======== Data to use ========
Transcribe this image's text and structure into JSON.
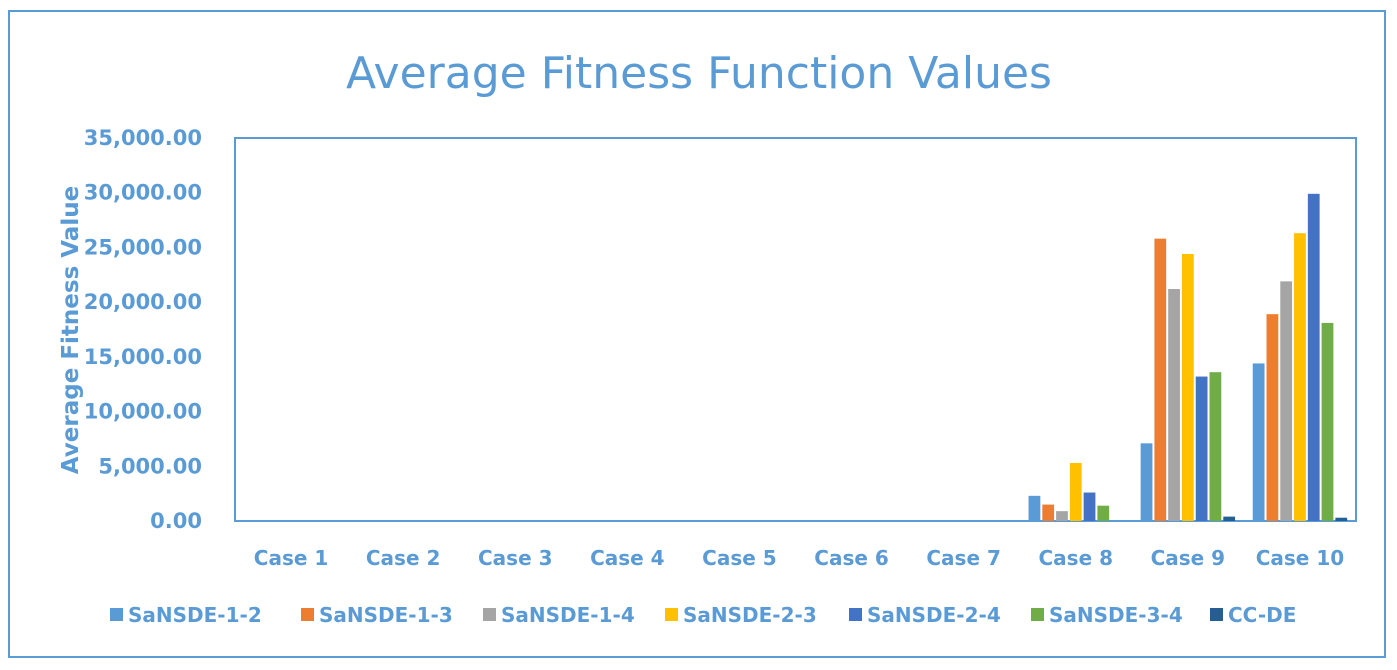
{
  "chart_data": {
    "type": "bar",
    "title": "Average Fitness Function Values",
    "xlabel": "",
    "ylabel": "Average Fitness Value",
    "ylim": [
      0,
      35000
    ],
    "yticks": [
      "0.00",
      "5,000.00",
      "10,000.00",
      "15,000.00",
      "20,000.00",
      "25,000.00",
      "30,000.00",
      "35,000.00"
    ],
    "grid": false,
    "legend_position": "bottom",
    "categories": [
      "Case 1",
      "Case 2",
      "Case 3",
      "Case 4",
      "Case 5",
      "Case 6",
      "Case 7",
      "Case 8",
      "Case 9",
      "Case 10"
    ],
    "series": [
      {
        "name": "SaNSDE-1-2",
        "color": "#5b9bd5",
        "values": [
          0,
          0,
          0,
          0,
          0,
          0,
          0,
          2300,
          7100,
          14400
        ]
      },
      {
        "name": "SaNSDE-1-3",
        "color": "#ed7d31",
        "values": [
          0,
          0,
          0,
          0,
          0,
          0,
          0,
          1500,
          25800,
          18900
        ]
      },
      {
        "name": "SaNSDE-1-4",
        "color": "#a5a5a5",
        "values": [
          0,
          0,
          0,
          0,
          0,
          0,
          0,
          900,
          21200,
          21900
        ]
      },
      {
        "name": "SaNSDE-2-3",
        "color": "#ffc000",
        "values": [
          0,
          0,
          0,
          0,
          0,
          0,
          0,
          5300,
          24400,
          26300
        ]
      },
      {
        "name": "SaNSDE-2-4",
        "color": "#4472c4",
        "values": [
          0,
          0,
          0,
          0,
          0,
          0,
          0,
          2600,
          13200,
          29900
        ]
      },
      {
        "name": "SaNSDE-3-4",
        "color": "#70ad47",
        "values": [
          0,
          0,
          0,
          0,
          0,
          0,
          0,
          1400,
          13600,
          18100
        ]
      },
      {
        "name": "CC-DE",
        "color": "#255e91",
        "values": [
          0,
          0,
          0,
          0,
          0,
          0,
          0,
          0,
          400,
          300
        ]
      }
    ]
  }
}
========
Go through the entries above and output them exactly, without pictures.

Transcribe this image's text and structure into JSON.
{
  "chart_data": {
    "type": "bar",
    "title": "Average Fitness Function Values",
    "xlabel": "",
    "ylabel": "Average Fitness Value",
    "ylim": [
      0,
      35000
    ],
    "yticks": [
      "0.00",
      "5,000.00",
      "10,000.00",
      "15,000.00",
      "20,000.00",
      "25,000.00",
      "30,000.00",
      "35,000.00"
    ],
    "grid": false,
    "legend_position": "bottom",
    "categories": [
      "Case 1",
      "Case 2",
      "Case 3",
      "Case 4",
      "Case 5",
      "Case 6",
      "Case 7",
      "Case 8",
      "Case 9",
      "Case 10"
    ],
    "series": [
      {
        "name": "SaNSDE-1-2",
        "color": "#5b9bd5",
        "values": [
          0,
          0,
          0,
          0,
          0,
          0,
          0,
          2300,
          7100,
          14400
        ]
      },
      {
        "name": "SaNSDE-1-3",
        "color": "#ed7d31",
        "values": [
          0,
          0,
          0,
          0,
          0,
          0,
          0,
          1500,
          25800,
          18900
        ]
      },
      {
        "name": "SaNSDE-1-4",
        "color": "#a5a5a5",
        "values": [
          0,
          0,
          0,
          0,
          0,
          0,
          0,
          900,
          21200,
          21900
        ]
      },
      {
        "name": "SaNSDE-2-3",
        "color": "#ffc000",
        "values": [
          0,
          0,
          0,
          0,
          0,
          0,
          0,
          5300,
          24400,
          26300
        ]
      },
      {
        "name": "SaNSDE-2-4",
        "color": "#4472c4",
        "values": [
          0,
          0,
          0,
          0,
          0,
          0,
          0,
          2600,
          13200,
          29900
        ]
      },
      {
        "name": "SaNSDE-3-4",
        "color": "#70ad47",
        "values": [
          0,
          0,
          0,
          0,
          0,
          0,
          0,
          1400,
          13600,
          18100
        ]
      },
      {
        "name": "CC-DE",
        "color": "#255e91",
        "values": [
          0,
          0,
          0,
          0,
          0,
          0,
          0,
          0,
          400,
          300
        ]
      }
    ]
  }
}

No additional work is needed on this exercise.